Requirement ->
For each line of the data below that holds "JSON", copy the line.

------------------------------------------------

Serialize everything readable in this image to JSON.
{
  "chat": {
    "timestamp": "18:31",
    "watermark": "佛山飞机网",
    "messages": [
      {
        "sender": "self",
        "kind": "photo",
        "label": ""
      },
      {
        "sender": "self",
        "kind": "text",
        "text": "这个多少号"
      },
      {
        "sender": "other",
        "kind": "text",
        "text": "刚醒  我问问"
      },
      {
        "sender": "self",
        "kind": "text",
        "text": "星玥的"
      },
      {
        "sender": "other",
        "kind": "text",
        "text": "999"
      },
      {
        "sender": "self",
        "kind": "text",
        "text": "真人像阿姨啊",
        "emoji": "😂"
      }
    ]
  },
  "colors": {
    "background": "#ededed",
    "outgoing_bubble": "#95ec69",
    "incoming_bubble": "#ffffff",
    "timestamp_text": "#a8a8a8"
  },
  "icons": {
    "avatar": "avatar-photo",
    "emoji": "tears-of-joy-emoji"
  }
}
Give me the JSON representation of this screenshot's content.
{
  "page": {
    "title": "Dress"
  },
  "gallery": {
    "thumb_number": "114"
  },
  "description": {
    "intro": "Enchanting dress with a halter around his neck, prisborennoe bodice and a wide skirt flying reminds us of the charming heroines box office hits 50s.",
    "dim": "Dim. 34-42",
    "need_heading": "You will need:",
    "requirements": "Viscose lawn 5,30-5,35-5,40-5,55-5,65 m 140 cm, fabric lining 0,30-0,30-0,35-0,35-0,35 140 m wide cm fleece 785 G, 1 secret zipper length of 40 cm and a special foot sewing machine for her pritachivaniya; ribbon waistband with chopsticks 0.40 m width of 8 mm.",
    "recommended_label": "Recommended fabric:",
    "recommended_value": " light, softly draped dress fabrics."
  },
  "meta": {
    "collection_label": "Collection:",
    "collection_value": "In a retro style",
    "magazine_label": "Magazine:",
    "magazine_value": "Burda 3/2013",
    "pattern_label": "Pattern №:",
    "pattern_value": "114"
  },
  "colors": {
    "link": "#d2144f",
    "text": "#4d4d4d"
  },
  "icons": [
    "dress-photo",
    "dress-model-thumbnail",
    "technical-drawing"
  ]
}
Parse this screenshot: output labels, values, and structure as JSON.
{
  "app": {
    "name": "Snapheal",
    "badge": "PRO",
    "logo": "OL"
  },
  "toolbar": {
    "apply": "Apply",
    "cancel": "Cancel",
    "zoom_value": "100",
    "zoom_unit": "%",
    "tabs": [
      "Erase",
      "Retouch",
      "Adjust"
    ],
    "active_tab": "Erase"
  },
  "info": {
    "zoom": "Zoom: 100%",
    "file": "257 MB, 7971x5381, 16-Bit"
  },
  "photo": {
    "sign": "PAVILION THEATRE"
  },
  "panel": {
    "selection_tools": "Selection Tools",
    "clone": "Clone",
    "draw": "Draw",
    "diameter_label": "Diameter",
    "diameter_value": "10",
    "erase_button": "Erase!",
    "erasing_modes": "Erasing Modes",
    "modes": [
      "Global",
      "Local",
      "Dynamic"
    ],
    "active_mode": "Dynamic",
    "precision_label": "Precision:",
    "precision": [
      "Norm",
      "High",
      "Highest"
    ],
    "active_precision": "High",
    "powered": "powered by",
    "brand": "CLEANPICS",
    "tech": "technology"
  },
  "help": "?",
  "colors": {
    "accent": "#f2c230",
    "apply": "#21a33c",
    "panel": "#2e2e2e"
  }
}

------------------------------------------------

Result below ->
Serialize everything readable in this image to JSON.
Give me the JSON representation of this screenshot's content.
Parse this screenshot: output labels, values, and structure as JSON.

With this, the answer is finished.